■ **Given task**
Extract each line containing the string "xlabel".

Dataset records
____________________
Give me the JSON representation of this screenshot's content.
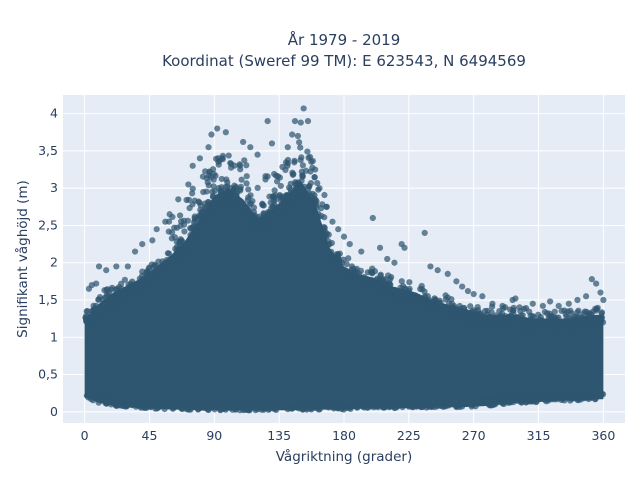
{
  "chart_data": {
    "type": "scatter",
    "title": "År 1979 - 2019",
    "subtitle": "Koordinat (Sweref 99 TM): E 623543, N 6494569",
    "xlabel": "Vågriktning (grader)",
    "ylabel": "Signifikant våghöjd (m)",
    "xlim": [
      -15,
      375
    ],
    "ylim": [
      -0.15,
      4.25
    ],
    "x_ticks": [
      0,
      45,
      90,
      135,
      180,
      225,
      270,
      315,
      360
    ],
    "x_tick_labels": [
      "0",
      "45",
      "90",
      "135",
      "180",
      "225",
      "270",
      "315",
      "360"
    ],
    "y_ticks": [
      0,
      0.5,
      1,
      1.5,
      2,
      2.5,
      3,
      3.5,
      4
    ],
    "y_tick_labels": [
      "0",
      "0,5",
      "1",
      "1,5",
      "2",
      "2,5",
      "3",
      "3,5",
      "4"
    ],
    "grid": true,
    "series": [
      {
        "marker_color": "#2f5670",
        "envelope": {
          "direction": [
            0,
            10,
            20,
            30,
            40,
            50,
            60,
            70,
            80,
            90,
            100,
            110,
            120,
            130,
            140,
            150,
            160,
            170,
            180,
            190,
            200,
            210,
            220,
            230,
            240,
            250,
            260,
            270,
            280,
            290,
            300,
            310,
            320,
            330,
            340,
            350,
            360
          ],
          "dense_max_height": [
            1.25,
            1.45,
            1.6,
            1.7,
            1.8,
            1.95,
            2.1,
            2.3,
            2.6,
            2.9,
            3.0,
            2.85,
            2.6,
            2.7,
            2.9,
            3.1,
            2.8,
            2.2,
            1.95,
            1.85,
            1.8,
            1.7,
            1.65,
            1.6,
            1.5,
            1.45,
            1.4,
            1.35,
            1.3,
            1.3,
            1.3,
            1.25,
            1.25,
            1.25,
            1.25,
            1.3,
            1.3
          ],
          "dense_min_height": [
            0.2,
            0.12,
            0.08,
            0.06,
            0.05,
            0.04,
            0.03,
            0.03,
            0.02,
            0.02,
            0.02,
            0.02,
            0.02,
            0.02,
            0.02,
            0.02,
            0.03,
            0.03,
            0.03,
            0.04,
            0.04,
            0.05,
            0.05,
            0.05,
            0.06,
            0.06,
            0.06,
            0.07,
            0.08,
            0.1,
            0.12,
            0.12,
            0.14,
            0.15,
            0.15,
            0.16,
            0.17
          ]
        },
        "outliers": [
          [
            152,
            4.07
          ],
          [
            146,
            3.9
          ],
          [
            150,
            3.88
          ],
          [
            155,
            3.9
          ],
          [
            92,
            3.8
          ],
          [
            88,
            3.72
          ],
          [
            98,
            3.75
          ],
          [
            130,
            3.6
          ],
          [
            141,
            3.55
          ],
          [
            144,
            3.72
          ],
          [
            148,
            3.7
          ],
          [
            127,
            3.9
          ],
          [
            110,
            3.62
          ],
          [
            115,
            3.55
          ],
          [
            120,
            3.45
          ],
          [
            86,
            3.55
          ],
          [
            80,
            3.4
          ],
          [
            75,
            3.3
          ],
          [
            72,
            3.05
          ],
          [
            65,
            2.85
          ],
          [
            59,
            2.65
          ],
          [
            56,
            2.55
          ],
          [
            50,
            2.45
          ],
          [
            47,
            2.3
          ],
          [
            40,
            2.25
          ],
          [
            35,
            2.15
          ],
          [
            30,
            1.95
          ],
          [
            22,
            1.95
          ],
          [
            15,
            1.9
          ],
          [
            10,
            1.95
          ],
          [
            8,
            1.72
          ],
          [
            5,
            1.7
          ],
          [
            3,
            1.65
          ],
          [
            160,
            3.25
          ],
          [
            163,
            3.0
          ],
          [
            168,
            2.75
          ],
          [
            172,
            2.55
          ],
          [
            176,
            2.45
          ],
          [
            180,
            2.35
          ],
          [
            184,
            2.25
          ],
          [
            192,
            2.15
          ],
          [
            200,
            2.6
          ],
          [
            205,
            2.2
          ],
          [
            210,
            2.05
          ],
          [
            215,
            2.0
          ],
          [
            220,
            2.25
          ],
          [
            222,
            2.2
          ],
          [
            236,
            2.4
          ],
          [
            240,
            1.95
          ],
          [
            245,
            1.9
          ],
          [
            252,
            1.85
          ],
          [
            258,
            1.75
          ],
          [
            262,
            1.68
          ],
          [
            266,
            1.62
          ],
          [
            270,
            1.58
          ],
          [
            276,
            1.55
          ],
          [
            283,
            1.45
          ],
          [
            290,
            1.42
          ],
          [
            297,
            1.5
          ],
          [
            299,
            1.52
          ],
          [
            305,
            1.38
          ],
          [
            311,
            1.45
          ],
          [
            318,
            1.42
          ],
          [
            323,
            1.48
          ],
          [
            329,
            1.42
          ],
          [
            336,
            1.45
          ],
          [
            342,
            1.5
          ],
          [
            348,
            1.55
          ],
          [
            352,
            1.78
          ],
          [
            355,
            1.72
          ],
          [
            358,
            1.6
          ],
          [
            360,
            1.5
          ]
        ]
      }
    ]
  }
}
____________________
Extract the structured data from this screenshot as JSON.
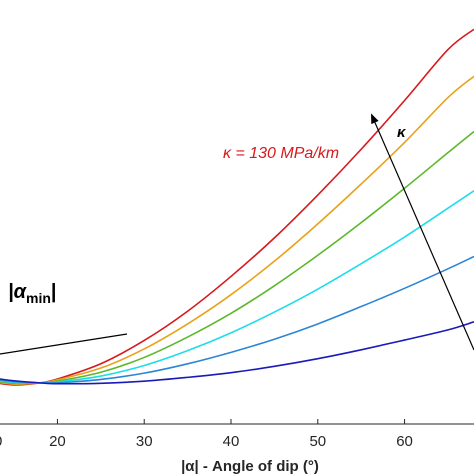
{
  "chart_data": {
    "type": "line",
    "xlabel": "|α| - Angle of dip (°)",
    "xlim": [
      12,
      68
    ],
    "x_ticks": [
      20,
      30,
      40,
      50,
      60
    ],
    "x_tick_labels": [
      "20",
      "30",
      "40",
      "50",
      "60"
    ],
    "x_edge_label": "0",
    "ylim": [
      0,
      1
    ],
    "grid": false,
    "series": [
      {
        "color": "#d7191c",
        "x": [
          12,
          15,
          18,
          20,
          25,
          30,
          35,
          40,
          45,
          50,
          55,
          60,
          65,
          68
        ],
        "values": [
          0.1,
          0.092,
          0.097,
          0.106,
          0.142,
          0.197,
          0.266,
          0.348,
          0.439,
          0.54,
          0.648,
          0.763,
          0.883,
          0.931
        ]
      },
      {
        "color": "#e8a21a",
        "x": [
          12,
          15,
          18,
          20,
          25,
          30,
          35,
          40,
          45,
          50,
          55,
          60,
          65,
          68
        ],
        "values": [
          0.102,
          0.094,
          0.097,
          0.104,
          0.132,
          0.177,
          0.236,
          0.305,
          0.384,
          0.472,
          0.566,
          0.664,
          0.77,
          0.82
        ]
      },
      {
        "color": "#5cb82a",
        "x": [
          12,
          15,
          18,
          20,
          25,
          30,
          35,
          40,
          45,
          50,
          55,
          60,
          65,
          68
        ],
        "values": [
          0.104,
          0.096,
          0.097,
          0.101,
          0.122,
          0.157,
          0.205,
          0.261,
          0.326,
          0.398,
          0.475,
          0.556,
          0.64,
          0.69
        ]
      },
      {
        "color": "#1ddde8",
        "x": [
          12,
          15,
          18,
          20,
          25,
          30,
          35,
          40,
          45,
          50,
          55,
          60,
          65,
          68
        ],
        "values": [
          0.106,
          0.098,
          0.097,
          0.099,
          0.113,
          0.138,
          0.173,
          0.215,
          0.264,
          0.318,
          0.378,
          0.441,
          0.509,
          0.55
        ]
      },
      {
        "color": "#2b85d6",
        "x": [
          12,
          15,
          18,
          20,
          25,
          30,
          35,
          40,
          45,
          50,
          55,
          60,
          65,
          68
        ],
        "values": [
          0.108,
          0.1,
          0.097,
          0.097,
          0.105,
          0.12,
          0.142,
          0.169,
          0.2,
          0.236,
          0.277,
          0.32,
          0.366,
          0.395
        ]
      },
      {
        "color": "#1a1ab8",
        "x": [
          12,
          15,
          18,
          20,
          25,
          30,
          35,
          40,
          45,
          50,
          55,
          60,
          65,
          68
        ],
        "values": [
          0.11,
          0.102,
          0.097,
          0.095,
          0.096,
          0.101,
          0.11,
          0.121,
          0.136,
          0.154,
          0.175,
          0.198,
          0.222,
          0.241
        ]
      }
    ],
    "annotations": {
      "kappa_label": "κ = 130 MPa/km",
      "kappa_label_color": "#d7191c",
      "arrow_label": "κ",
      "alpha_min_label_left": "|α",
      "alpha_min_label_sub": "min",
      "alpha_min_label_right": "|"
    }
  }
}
____________________
■ **Task result**
    "xlabel": "Vågriktning (grader)",
    "xlabel": "|α| - Angle of dip (°)",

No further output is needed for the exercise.